INSTRUCTION: In the entries below, count every line containing "color". Reply with the number alone.

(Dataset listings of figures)
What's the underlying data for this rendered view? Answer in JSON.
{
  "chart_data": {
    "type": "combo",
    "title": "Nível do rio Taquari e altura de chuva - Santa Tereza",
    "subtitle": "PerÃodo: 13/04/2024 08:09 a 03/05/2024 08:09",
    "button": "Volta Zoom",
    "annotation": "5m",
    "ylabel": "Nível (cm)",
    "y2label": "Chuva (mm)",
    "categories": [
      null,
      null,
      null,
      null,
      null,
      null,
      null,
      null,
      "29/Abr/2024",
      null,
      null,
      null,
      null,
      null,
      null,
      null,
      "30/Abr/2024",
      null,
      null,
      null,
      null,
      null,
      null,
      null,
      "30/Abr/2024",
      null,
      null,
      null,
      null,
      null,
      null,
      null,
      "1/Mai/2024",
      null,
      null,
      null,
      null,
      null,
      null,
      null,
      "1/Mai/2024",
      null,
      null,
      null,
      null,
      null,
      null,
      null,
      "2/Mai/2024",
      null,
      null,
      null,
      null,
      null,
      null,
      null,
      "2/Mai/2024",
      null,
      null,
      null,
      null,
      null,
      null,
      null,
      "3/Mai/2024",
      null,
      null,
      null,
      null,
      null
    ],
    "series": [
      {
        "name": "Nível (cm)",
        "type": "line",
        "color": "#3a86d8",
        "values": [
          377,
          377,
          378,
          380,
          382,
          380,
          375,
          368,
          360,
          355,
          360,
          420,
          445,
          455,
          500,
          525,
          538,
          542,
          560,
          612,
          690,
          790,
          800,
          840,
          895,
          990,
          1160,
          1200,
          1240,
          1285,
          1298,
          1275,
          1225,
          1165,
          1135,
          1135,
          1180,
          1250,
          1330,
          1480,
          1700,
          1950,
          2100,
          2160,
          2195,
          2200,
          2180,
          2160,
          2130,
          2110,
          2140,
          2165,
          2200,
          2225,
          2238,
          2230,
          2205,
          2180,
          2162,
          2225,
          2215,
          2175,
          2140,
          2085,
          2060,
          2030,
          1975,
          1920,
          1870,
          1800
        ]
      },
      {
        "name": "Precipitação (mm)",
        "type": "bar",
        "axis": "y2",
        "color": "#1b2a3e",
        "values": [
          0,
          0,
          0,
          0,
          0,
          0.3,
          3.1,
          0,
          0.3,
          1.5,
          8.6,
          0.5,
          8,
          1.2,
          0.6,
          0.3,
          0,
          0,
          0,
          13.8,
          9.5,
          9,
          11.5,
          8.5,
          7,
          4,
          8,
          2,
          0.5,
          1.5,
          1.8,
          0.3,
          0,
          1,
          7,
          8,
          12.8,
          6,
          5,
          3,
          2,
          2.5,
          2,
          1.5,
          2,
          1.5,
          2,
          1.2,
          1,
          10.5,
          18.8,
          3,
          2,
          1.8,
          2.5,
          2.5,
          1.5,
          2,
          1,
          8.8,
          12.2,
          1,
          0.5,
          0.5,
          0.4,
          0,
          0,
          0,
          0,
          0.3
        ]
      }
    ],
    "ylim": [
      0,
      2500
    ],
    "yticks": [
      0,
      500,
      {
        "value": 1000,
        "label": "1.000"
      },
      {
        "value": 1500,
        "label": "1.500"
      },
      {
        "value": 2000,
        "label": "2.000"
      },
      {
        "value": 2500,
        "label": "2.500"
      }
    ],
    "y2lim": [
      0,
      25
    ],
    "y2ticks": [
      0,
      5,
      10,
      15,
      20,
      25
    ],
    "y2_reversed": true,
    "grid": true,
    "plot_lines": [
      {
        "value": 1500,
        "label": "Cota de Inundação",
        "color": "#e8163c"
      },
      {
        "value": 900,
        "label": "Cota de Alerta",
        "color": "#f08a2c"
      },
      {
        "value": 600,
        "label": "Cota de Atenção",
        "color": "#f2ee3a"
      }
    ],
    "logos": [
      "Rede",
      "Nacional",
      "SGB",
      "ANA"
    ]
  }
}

EXPECTED ANSWER: 5